● Entries with figure data
>>>>>
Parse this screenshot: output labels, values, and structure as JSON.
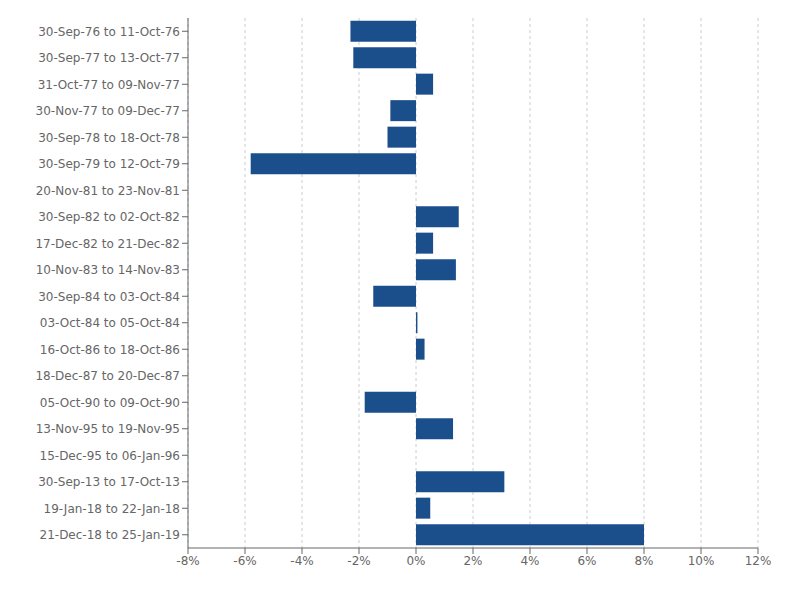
{
  "chart_data": {
    "type": "bar",
    "orientation": "horizontal",
    "categories": [
      "30-Sep-76 to 11-Oct-76",
      "30-Sep-77 to 13-Oct-77",
      "31-Oct-77 to 09-Nov-77",
      "30-Nov-77 to 09-Dec-77",
      "30-Sep-78 to 18-Oct-78",
      "30-Sep-79 to 12-Oct-79",
      "20-Nov-81 to 23-Nov-81",
      "30-Sep-82 to 02-Oct-82",
      "17-Dec-82 to 21-Dec-82",
      "10-Nov-83 to 14-Nov-83",
      "30-Sep-84 to 03-Oct-84",
      "03-Oct-84 to 05-Oct-84",
      "16-Oct-86 to 18-Oct-86",
      "18-Dec-87 to 20-Dec-87",
      "05-Oct-90 to 09-Oct-90",
      "13-Nov-95 to 19-Nov-95",
      "15-Dec-95 to 06-Jan-96",
      "30-Sep-13 to 17-Oct-13",
      "19-Jan-18 to 22-Jan-18",
      "21-Dec-18 to 25-Jan-19"
    ],
    "values": [
      -2.3,
      -2.2,
      0.6,
      -0.9,
      -1.0,
      -5.8,
      0.0,
      1.5,
      0.6,
      1.4,
      -1.5,
      0.05,
      0.3,
      0.0,
      -1.8,
      1.3,
      0.0,
      3.1,
      0.5,
      8.0
    ],
    "color": "#1b4f8c",
    "xlim": [
      -8,
      12
    ],
    "xticks": [
      {
        "value": -8,
        "label": "-8%"
      },
      {
        "value": -6,
        "label": "-6%"
      },
      {
        "value": -4,
        "label": "-4%"
      },
      {
        "value": -2,
        "label": "-2%"
      },
      {
        "value": 0,
        "label": "0%"
      },
      {
        "value": 2,
        "label": "2%"
      },
      {
        "value": 4,
        "label": "4%"
      },
      {
        "value": 6,
        "label": "6%"
      },
      {
        "value": 8,
        "label": "8%"
      },
      {
        "value": 10,
        "label": "10%"
      },
      {
        "value": 12,
        "label": "12%"
      }
    ],
    "grid": true
  }
}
<<<<<
Return each line of the data that contains the string "values".

● Written response
Parse this screenshot: output labels, values, and structure as JSON.
    "values": [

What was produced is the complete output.